-------- THE DATA

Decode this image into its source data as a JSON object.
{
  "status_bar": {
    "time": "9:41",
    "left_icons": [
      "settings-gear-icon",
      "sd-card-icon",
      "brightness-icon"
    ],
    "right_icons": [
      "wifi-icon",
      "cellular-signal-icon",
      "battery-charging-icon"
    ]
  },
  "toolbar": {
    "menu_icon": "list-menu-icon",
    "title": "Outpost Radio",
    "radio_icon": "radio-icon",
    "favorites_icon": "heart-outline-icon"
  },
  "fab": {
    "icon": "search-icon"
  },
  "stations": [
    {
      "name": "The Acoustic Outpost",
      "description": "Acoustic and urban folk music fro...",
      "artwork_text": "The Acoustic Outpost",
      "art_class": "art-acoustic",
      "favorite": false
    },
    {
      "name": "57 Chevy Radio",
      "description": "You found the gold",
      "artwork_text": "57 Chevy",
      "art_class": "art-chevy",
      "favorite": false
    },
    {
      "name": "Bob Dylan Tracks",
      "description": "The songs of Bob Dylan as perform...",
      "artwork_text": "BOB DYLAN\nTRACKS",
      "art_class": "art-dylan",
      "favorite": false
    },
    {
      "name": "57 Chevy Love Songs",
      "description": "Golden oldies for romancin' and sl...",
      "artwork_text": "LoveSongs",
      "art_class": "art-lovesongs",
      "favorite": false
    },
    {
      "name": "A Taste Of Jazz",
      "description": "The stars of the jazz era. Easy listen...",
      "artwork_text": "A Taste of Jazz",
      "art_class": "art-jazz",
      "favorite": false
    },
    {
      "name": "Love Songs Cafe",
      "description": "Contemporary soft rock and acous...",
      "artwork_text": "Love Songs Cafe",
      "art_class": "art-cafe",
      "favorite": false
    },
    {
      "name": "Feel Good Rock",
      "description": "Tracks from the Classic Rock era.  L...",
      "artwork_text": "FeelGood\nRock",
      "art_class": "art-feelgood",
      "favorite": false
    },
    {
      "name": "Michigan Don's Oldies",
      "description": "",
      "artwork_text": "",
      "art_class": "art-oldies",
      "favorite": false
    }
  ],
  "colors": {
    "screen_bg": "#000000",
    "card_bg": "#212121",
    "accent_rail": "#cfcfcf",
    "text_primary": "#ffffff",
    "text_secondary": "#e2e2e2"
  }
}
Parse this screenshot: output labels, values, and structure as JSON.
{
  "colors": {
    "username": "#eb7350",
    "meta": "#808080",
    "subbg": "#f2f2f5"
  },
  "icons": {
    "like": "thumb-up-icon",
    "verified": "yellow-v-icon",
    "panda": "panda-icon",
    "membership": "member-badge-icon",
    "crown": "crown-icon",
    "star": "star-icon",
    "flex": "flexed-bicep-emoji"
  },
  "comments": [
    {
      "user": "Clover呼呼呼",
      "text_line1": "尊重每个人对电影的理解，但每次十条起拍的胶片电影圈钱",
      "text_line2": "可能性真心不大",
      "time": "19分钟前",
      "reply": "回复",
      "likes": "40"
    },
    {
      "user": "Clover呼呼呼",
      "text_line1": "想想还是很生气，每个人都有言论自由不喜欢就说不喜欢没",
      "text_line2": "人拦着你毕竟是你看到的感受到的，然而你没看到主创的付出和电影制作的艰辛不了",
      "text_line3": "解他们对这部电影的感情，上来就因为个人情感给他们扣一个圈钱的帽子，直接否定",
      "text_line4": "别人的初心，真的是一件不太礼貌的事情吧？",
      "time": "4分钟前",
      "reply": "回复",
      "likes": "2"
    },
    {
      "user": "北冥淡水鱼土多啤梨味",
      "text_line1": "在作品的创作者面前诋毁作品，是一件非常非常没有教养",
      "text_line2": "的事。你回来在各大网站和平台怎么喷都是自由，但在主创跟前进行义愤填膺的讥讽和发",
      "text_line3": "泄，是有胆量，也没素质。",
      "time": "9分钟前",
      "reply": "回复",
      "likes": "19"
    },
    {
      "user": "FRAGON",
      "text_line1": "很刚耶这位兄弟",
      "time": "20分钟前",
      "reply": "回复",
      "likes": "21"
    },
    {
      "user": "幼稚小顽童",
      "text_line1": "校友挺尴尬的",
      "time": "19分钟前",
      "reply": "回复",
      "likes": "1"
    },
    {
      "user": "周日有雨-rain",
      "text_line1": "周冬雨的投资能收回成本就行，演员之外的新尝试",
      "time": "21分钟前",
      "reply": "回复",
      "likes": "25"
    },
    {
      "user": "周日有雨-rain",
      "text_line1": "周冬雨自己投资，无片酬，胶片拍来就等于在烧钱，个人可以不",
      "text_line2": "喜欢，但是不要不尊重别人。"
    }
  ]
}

----------------

Write the material out exactly, with nothing left out.

Decode this image into its source data as a JSON object.
{
  "status_bar": {
    "time": "9:41",
    "left_icons": [
      "settings-gear-icon",
      "sd-card-icon",
      "brightness-icon"
    ],
    "right_icons": [
      "wifi-icon",
      "cellular-signal-icon",
      "battery-charging-icon"
    ]
  },
  "toolbar": {
    "menu_icon": "list-menu-icon",
    "title": "Outpost Radio",
    "radio_icon": "radio-icon",
    "favorites_icon": "heart-outline-icon"
  },
  "fab": {
    "icon": "search-icon"
  },
  "stations": [
    {
      "name": "The Acoustic Outpost",
      "description": "Acoustic and urban folk music fro...",
      "artwork_text": "The Acoustic Outpost",
      "art_class": "art-acoustic",
      "favorite": false
    },
    {
      "name": "57 Chevy Radio",
      "description": "You found the gold",
      "artwork_text": "57 Chevy",
      "art_class": "art-chevy",
      "favorite": false
    },
    {
      "name": "Bob Dylan Tracks",
      "description": "The songs of Bob Dylan as perform...",
      "artwork_text": "BOB DYLAN\nTRACKS",
      "art_class": "art-dylan",
      "favorite": false
    },
    {
      "name": "57 Chevy Love Songs",
      "description": "Golden oldies for romancin' and sl...",
      "artwork_text": "LoveSongs",
      "art_class": "art-lovesongs",
      "favorite": false
    },
    {
      "name": "A Taste Of Jazz",
      "description": "The stars of the jazz era. Easy listen...",
      "artwork_text": "A Taste of Jazz",
      "art_class": "art-jazz",
      "favorite": false
    },
    {
      "name": "Love Songs Cafe",
      "description": "Contemporary soft rock and acous...",
      "artwork_text": "Love Songs Cafe",
      "art_class": "art-cafe",
      "favorite": false
    },
    {
      "name": "Feel Good Rock",
      "description": "Tracks from the Classic Rock era.  L...",
      "artwork_text": "FeelGood\nRock",
      "art_class": "art-feelgood",
      "favorite": false
    },
    {
      "name": "Michigan Don's Oldies",
      "description": "",
      "artwork_text": "",
      "art_class": "art-oldies",
      "favorite": false
    }
  ],
  "colors": {
    "screen_bg": "#000000",
    "card_bg": "#212121",
    "accent_rail": "#cfcfcf",
    "text_primary": "#ffffff",
    "text_secondary": "#e2e2e2"
  }
}
Parse this screenshot: output labels, values, and structure as JSON.
{
  "colors": {
    "username": "#eb7350",
    "meta": "#808080",
    "subbg": "#f2f2f5"
  },
  "icons": {
    "like": "thumb-up-icon",
    "verified": "yellow-v-icon",
    "panda": "panda-icon",
    "membership": "member-badge-icon",
    "crown": "crown-icon",
    "star": "star-icon",
    "flex": "flexed-bicep-emoji"
  },
  "comments": [
    {
      "user": "Clover呼呼呼",
      "text_line1": "尊重每个人对电影的理解，但每次十条起拍的胶片电影圈钱",
      "text_line2": "可能性真心不大",
      "time": "19分钟前",
      "reply": "回复",
      "likes": "40"
    },
    {
      "user": "Clover呼呼呼",
      "text_line1": "想想还是很生气，每个人都有言论自由不喜欢就说不喜欢没",
      "text_line2": "人拦着你毕竟是你看到的感受到的，然而你没看到主创的付出和电影制作的艰辛不了",
      "text_line3": "解他们对这部电影的感情，上来就因为个人情感给他们扣一个圈钱的帽子，直接否定",
      "text_line4": "别人的初心，真的是一件不太礼貌的事情吧？",
      "time": "4分钟前",
      "reply": "回复",
      "likes": "2"
    },
    {
      "user": "北冥淡水鱼土多啤梨味",
      "text_line1": "在作品的创作者面前诋毁作品，是一件非常非常没有教养",
      "text_line2": "的事。你回来在各大网站和平台怎么喷都是自由，但在主创跟前进行义愤填膺的讥讽和发",
      "text_line3": "泄，是有胆量，也没素质。",
      "time": "9分钟前",
      "reply": "回复",
      "likes": "19"
    },
    {
      "user": "FRAGON",
      "text_line1": "很刚耶这位兄弟",
      "time": "20分钟前",
      "reply": "回复",
      "likes": "21"
    },
    {
      "user": "幼稚小顽童",
      "text_line1": "校友挺尴尬的",
      "time": "19分钟前",
      "reply": "回复",
      "likes": "1"
    },
    {
      "user": "周日有雨-rain",
      "text_line1": "周冬雨的投资能收回成本就行，演员之外的新尝试",
      "time": "21分钟前",
      "reply": "回复",
      "likes": "25"
    },
    {
      "user": "周日有雨-rain",
      "text_line1": "周冬雨自己投资，无片酬，胶片拍来就等于在烧钱，个人可以不",
      "text_line2": "喜欢，但是不要不尊重别人。"
    }
  ]
}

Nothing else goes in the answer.